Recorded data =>
::::

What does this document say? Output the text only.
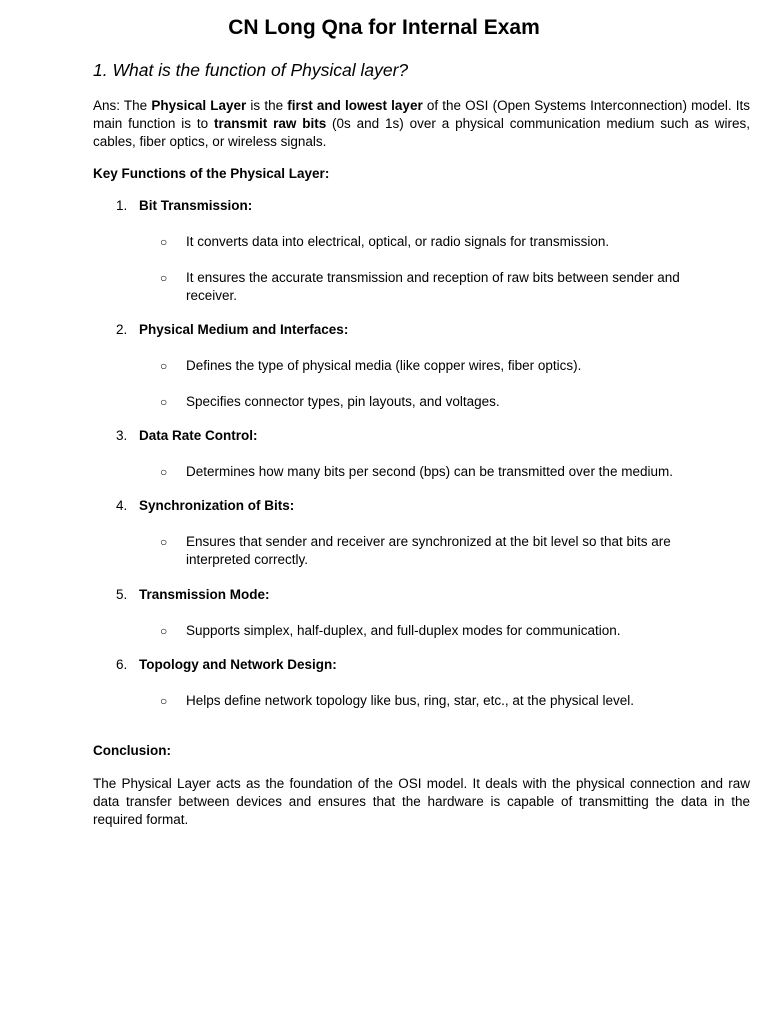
CN Long Qna for Internal Exam
1. What is the function of Physical layer?
Ans: The Physical Layer is the first and lowest layer of the OSI (Open Systems Interconnection) model. Its main function is to transmit raw bits (0s and 1s) over a physical communication medium such as wires, cables, fiber optics, or wireless signals.
Key Functions of the Physical Layer:
1. Bit Transmission:
○	It converts data into electrical, optical, or radio signals for transmission.
○	It ensures the accurate transmission and reception of raw bits between sender and receiver.
2. Physical Medium and Interfaces:
○	Defines the type of physical media (like copper wires, fiber optics).
○	Specifies connector types, pin layouts, and voltages.
3. Data Rate Control:
○	Determines how many bits per second (bps) can be transmitted over the medium.
4. Synchronization of Bits:
○	Ensures that sender and receiver are synchronized at the bit level so that bits are interpreted correctly.
5. Transmission Mode:
○	Supports simplex, half-duplex, and full-duplex modes for communication.
6. Topology and Network Design:
○	Helps define network topology like bus, ring, star, etc., at the physical level.
Conclusion:
The Physical Layer acts as the foundation of the OSI model. It deals with the physical connection and raw data transfer between devices and ensures that the hardware is capable of transmitting the data in the required format.
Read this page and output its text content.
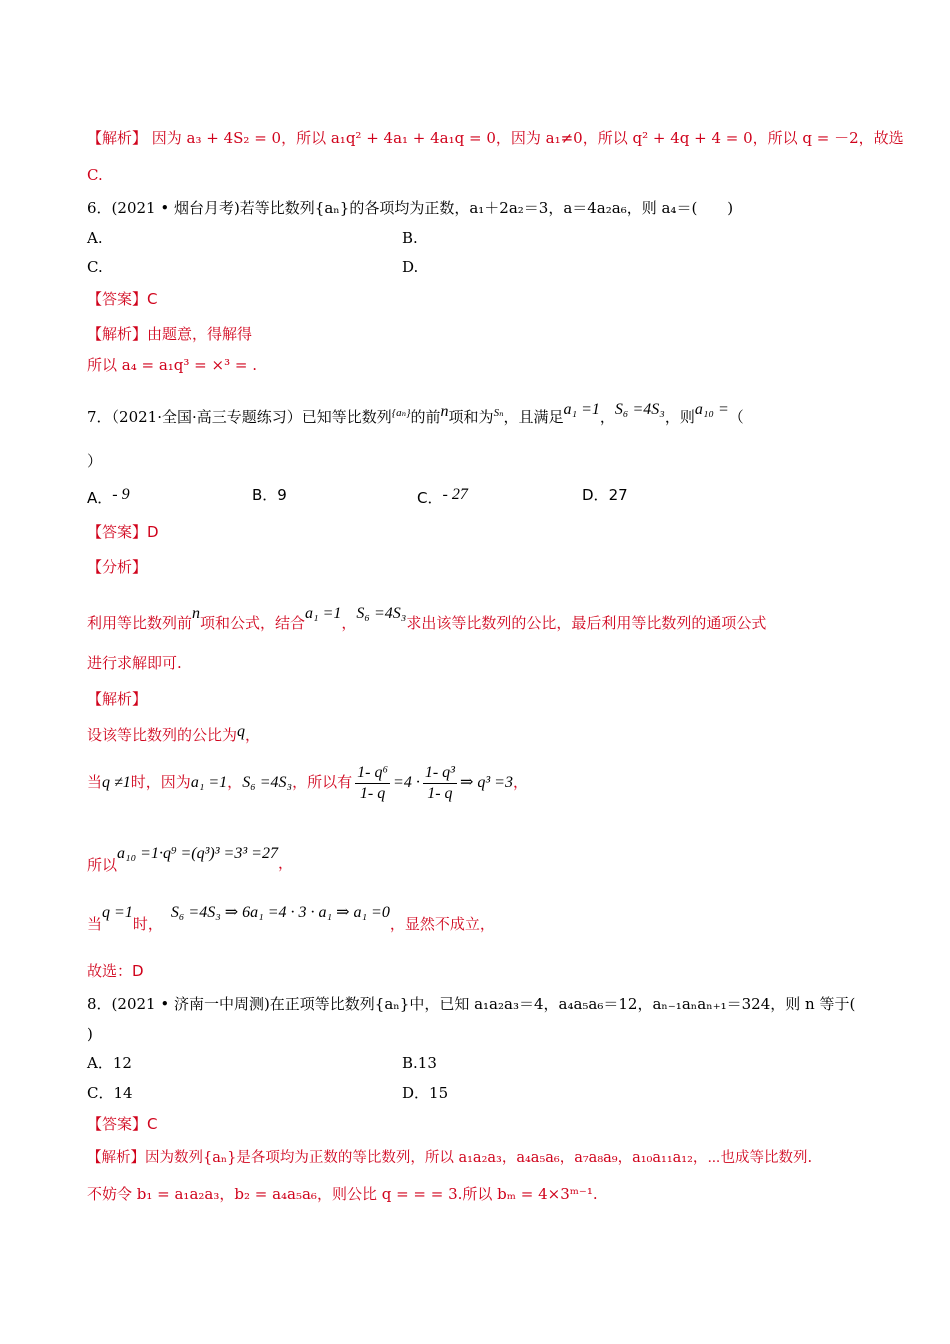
【解析】 因为 a₃ + 4S₂ = 0，所以 a₁q² + 4a₁ + 4a₁q = 0，因为 a₁≠0，所以 q² + 4q + 4 = 0，所以 q = －2，故选
C.
6．(2021 • 烟台月考)若等比数列{aₙ}的各项均为正数，a₁＋2a₂＝3，a＝4a₂a₆，则 a₄＝(　　)
A.	B.
C.	D.
【答案】C
【解析】由题意，得解得
所以 a₄ = a₁q³ = ×³ = .
7．（2021·全国·高三专题练习）已知等比数列$^{\{a_n\}}$的前n项和为$^{S_n}$，且满足a₁ =1，S₆ =4S₃，则a₁₀ =（
）
A．- 9	B．9	C．- 27	D．27
【答案】D
【分析】
利用等比数列前n项和公式，结合a₁ =1，S₆ =4S₃求出该等比数列的公比，最后利用等比数列的通项公式
进行求解即可.
【解析】
设该等比数列的公比为q，
当q ≠1时，因为a₁ =1，S₆ =4S₃，所以有 $\frac{\text{1- q⁶}}{1- q} =4 \cdot \frac{\text{1- q³}}{1- q}$ ⇒ q³ =3，
所以a₁₀ =1·q⁹ =(q³)³ =3³ =27，
当q =1时，S₆ =4S₃ ⇒ 6a₁ =4 · 3 · a₁ ⇒ a₁ =0，显然不成立，
故选：D
8．(2021 • 济南一中周测)在正项等比数列{aₙ}中，已知 a₁a₂a₃＝4，a₄a₅a₆＝12，aₙ₋₁aₙaₙ₊₁＝324，则 n 等于(
)
A．12	B.13
C．14	D．15
【答案】C
【解析】因为数列{aₙ}是各项均为正数的等比数列，所以 a₁a₂a₃，a₄a₅a₆，a₇a₈a₉，a₁₀a₁₁a₁₂，⋯也成等比数列.
不妨令 b₁ = a₁a₂a₃，b₂ = a₄a₅a₆，则公比 q = = = 3.所以 bₘ = 4×3ᵐ⁻¹.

::::

TASK DETAILS =>
Ignore the images and quote every line of the listing exactly.

TASK RESPONSE =>
What does this document say? Output the text only.
CN Long Qna for Internal Exam
1. What is the function of Physical layer?
Ans: The Physical Layer is the first and lowest layer of the OSI (Open Systems Interconnection) model. Its main function is to transmit raw bits (0s and 1s) over a physical communication medium such as wires, cables, fiber optics, or wireless signals.
Key Functions of the Physical Layer:
1. Bit Transmission:
○	It converts data into electrical, optical, or radio signals for transmission.
○	It ensures the accurate transmission and reception of raw bits between sender and receiver.
2. Physical Medium and Interfaces:
○	Defines the type of physical media (like copper wires, fiber optics).
○	Specifies connector types, pin layouts, and voltages.
3. Data Rate Control:
○	Determines how many bits per second (bps) can be transmitted over the medium.
4. Synchronization of Bits:
○	Ensures that sender and receiver are synchronized at the bit level so that bits are interpreted correctly.
5. Transmission Mode:
○	Supports simplex, half-duplex, and full-duplex modes for communication.
6. Topology and Network Design:
○	Helps define network topology like bus, ring, star, etc., at the physical level.
Conclusion:
The Physical Layer acts as the foundation of the OSI model. It deals with the physical connection and raw data transfer between devices and ensures that the hardware is capable of transmitting the data in the required format.
Read this page and output its text content.
【解析】 因为 a₃ + 4S₂ = 0，所以 a₁q² + 4a₁ + 4a₁q = 0，因为 a₁≠0，所以 q² + 4q + 4 = 0，所以 q = －2，故选
C.
6．(2021 • 烟台月考)若等比数列{aₙ}的各项均为正数，a₁＋2a₂＝3，a＝4a₂a₆，则 a₄＝(　　)
A.	B.
C.	D.
【答案】C
【解析】由题意，得解得
所以 a₄ = a₁q³ = ×³ = .
7．（2021·全国·高三专题练习）已知等比数列$^{\{a_n\}}$的前n项和为$^{S_n}$，且满足a₁ =1，S₆ =4S₃，则a₁₀ =（
）
A．- 9	B．9	C．- 27	D．27
【答案】D
【分析】
利用等比数列前n项和公式，结合a₁ =1，S₆ =4S₃求出该等比数列的公比，最后利用等比数列的通项公式
进行求解即可.
【解析】
设该等比数列的公比为q，
当q ≠1时，因为a₁ =1，S₆ =4S₃，所以有 $\frac{\text{1- q⁶}}{1- q} =4 \cdot \frac{\text{1- q³}}{1- q}$ ⇒ q³ =3，
所以a₁₀ =1·q⁹ =(q³)³ =3³ =27，
当q =1时，S₆ =4S₃ ⇒ 6a₁ =4 · 3 · a₁ ⇒ a₁ =0，显然不成立，
故选：D
8．(2021 • 济南一中周测)在正项等比数列{aₙ}中，已知 a₁a₂a₃＝4，a₄a₅a₆＝12，aₙ₋₁aₙaₙ₊₁＝324，则 n 等于(
)
A．12	B.13
C．14	D．15
【答案】C
【解析】因为数列{aₙ}是各项均为正数的等比数列，所以 a₁a₂a₃，a₄a₅a₆，a₇a₈a₉，a₁₀a₁₁a₁₂，⋯也成等比数列.
不妨令 b₁ = a₁a₂a₃，b₂ = a₄a₅a₆，则公比 q = = = 3.所以 bₘ = 4×3ᵐ⁻¹.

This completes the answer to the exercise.